== Excerpted records
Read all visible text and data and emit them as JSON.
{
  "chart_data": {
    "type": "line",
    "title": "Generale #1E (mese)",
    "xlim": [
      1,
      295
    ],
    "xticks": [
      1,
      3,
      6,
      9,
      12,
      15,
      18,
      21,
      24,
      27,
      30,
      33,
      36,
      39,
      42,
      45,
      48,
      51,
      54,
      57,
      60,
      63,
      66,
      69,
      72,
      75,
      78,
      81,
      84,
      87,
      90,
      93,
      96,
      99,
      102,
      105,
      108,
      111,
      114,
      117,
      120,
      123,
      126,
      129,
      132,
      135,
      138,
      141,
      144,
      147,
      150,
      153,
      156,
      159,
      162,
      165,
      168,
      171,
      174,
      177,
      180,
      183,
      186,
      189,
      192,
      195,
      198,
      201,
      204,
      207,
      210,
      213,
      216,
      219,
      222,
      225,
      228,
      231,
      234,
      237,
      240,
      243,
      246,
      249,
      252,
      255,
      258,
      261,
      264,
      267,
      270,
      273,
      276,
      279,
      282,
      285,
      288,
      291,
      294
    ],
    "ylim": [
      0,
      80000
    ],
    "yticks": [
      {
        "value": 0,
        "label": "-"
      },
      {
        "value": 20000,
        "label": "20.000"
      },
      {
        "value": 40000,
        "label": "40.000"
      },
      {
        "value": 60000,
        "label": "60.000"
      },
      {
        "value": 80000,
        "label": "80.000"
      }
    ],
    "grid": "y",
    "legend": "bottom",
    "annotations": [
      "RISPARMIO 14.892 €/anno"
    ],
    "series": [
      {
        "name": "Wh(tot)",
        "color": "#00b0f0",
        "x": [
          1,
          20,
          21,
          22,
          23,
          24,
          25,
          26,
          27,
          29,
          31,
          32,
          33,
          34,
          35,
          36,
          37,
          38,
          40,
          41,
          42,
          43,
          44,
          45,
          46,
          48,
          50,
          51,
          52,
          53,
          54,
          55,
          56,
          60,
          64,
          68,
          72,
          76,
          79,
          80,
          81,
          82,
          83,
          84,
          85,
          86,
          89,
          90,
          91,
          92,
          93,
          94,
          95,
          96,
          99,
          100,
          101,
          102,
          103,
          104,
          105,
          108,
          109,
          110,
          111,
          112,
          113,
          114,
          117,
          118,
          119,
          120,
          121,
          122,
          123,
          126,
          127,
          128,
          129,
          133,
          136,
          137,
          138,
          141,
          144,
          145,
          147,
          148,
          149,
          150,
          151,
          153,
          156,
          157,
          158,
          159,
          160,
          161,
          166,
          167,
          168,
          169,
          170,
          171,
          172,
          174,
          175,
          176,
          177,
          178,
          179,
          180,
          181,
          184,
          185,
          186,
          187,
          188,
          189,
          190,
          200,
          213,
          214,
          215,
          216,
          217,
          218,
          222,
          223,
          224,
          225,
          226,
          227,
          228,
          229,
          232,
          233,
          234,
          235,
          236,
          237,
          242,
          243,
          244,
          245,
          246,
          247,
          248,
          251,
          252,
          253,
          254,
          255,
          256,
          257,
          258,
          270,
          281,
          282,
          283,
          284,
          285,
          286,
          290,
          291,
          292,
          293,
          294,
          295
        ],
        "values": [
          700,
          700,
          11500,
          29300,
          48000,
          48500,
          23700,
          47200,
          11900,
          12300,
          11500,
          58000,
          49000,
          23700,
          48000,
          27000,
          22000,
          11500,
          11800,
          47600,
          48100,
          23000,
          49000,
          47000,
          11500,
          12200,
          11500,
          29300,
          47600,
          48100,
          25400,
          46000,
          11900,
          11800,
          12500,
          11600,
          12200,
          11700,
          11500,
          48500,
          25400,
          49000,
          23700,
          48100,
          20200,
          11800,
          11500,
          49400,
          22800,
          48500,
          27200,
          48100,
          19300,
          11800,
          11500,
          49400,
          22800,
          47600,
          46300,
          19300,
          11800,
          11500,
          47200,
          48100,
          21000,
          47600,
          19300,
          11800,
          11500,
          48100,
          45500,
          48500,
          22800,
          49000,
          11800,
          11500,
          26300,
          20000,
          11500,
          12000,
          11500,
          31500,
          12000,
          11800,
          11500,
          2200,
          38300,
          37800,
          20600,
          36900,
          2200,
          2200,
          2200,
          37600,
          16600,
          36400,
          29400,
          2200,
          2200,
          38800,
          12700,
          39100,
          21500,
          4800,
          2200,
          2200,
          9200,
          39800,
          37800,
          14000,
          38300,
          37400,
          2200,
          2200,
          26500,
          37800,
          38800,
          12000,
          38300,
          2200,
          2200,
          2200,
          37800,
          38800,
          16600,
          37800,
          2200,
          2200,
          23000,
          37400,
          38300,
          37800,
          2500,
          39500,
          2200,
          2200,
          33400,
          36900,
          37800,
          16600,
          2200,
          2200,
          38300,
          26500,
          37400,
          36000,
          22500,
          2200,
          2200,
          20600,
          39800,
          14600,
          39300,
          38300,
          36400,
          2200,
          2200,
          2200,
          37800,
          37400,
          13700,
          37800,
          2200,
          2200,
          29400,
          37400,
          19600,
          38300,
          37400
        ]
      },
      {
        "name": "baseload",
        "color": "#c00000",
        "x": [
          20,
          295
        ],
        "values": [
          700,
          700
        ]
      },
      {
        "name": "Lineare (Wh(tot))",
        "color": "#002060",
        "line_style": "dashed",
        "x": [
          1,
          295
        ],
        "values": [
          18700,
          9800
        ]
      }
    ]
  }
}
====
*Aim*.
Print the records above exactly as they appear.

*Finished answer*.
Read all visible text and data and emit them as JSON.
{
  "chart_data": {
    "type": "line",
    "title": "Generale #1E (mese)",
    "xlim": [
      1,
      295
    ],
    "xticks": [
      1,
      3,
      6,
      9,
      12,
      15,
      18,
      21,
      24,
      27,
      30,
      33,
      36,
      39,
      42,
      45,
      48,
      51,
      54,
      57,
      60,
      63,
      66,
      69,
      72,
      75,
      78,
      81,
      84,
      87,
      90,
      93,
      96,
      99,
      102,
      105,
      108,
      111,
      114,
      117,
      120,
      123,
      126,
      129,
      132,
      135,
      138,
      141,
      144,
      147,
      150,
      153,
      156,
      159,
      162,
      165,
      168,
      171,
      174,
      177,
      180,
      183,
      186,
      189,
      192,
      195,
      198,
      201,
      204,
      207,
      210,
      213,
      216,
      219,
      222,
      225,
      228,
      231,
      234,
      237,
      240,
      243,
      246,
      249,
      252,
      255,
      258,
      261,
      264,
      267,
      270,
      273,
      276,
      279,
      282,
      285,
      288,
      291,
      294
    ],
    "ylim": [
      0,
      80000
    ],
    "yticks": [
      {
        "value": 0,
        "label": "-"
      },
      {
        "value": 20000,
        "label": "20.000"
      },
      {
        "value": 40000,
        "label": "40.000"
      },
      {
        "value": 60000,
        "label": "60.000"
      },
      {
        "value": 80000,
        "label": "80.000"
      }
    ],
    "grid": "y",
    "legend": "bottom",
    "annotations": [
      "RISPARMIO 14.892 €/anno"
    ],
    "series": [
      {
        "name": "Wh(tot)",
        "color": "#00b0f0",
        "x": [
          1,
          20,
          21,
          22,
          23,
          24,
          25,
          26,
          27,
          29,
          31,
          32,
          33,
          34,
          35,
          36,
          37,
          38,
          40,
          41,
          42,
          43,
          44,
          45,
          46,
          48,
          50,
          51,
          52,
          53,
          54,
          55,
          56,
          60,
          64,
          68,
          72,
          76,
          79,
          80,
          81,
          82,
          83,
          84,
          85,
          86,
          89,
          90,
          91,
          92,
          93,
          94,
          95,
          96,
          99,
          100,
          101,
          102,
          103,
          104,
          105,
          108,
          109,
          110,
          111,
          112,
          113,
          114,
          117,
          118,
          119,
          120,
          121,
          122,
          123,
          126,
          127,
          128,
          129,
          133,
          136,
          137,
          138,
          141,
          144,
          145,
          147,
          148,
          149,
          150,
          151,
          153,
          156,
          157,
          158,
          159,
          160,
          161,
          166,
          167,
          168,
          169,
          170,
          171,
          172,
          174,
          175,
          176,
          177,
          178,
          179,
          180,
          181,
          184,
          185,
          186,
          187,
          188,
          189,
          190,
          200,
          213,
          214,
          215,
          216,
          217,
          218,
          222,
          223,
          224,
          225,
          226,
          227,
          228,
          229,
          232,
          233,
          234,
          235,
          236,
          237,
          242,
          243,
          244,
          245,
          246,
          247,
          248,
          251,
          252,
          253,
          254,
          255,
          256,
          257,
          258,
          270,
          281,
          282,
          283,
          284,
          285,
          286,
          290,
          291,
          292,
          293,
          294,
          295
        ],
        "values": [
          700,
          700,
          11500,
          29300,
          48000,
          48500,
          23700,
          47200,
          11900,
          12300,
          11500,
          58000,
          49000,
          23700,
          48000,
          27000,
          22000,
          11500,
          11800,
          47600,
          48100,
          23000,
          49000,
          47000,
          11500,
          12200,
          11500,
          29300,
          47600,
          48100,
          25400,
          46000,
          11900,
          11800,
          12500,
          11600,
          12200,
          11700,
          11500,
          48500,
          25400,
          49000,
          23700,
          48100,
          20200,
          11800,
          11500,
          49400,
          22800,
          48500,
          27200,
          48100,
          19300,
          11800,
          11500,
          49400,
          22800,
          47600,
          46300,
          19300,
          11800,
          11500,
          47200,
          48100,
          21000,
          47600,
          19300,
          11800,
          11500,
          48100,
          45500,
          48500,
          22800,
          49000,
          11800,
          11500,
          26300,
          20000,
          11500,
          12000,
          11500,
          31500,
          12000,
          11800,
          11500,
          2200,
          38300,
          37800,
          20600,
          36900,
          2200,
          2200,
          2200,
          37600,
          16600,
          36400,
          29400,
          2200,
          2200,
          38800,
          12700,
          39100,
          21500,
          4800,
          2200,
          2200,
          9200,
          39800,
          37800,
          14000,
          38300,
          37400,
          2200,
          2200,
          26500,
          37800,
          38800,
          12000,
          38300,
          2200,
          2200,
          2200,
          37800,
          38800,
          16600,
          37800,
          2200,
          2200,
          23000,
          37400,
          38300,
          37800,
          2500,
          39500,
          2200,
          2200,
          33400,
          36900,
          37800,
          16600,
          2200,
          2200,
          38300,
          26500,
          37400,
          36000,
          22500,
          2200,
          2200,
          20600,
          39800,
          14600,
          39300,
          38300,
          36400,
          2200,
          2200,
          2200,
          37800,
          37400,
          13700,
          37800,
          2200,
          2200,
          29400,
          37400,
          19600,
          38300,
          37400
        ]
      },
      {
        "name": "baseload",
        "color": "#c00000",
        "x": [
          20,
          295
        ],
        "values": [
          700,
          700
        ]
      },
      {
        "name": "Lineare (Wh(tot))",
        "color": "#002060",
        "line_style": "dashed",
        "x": [
          1,
          295
        ],
        "values": [
          18700,
          9800
        ]
      }
    ]
  }
}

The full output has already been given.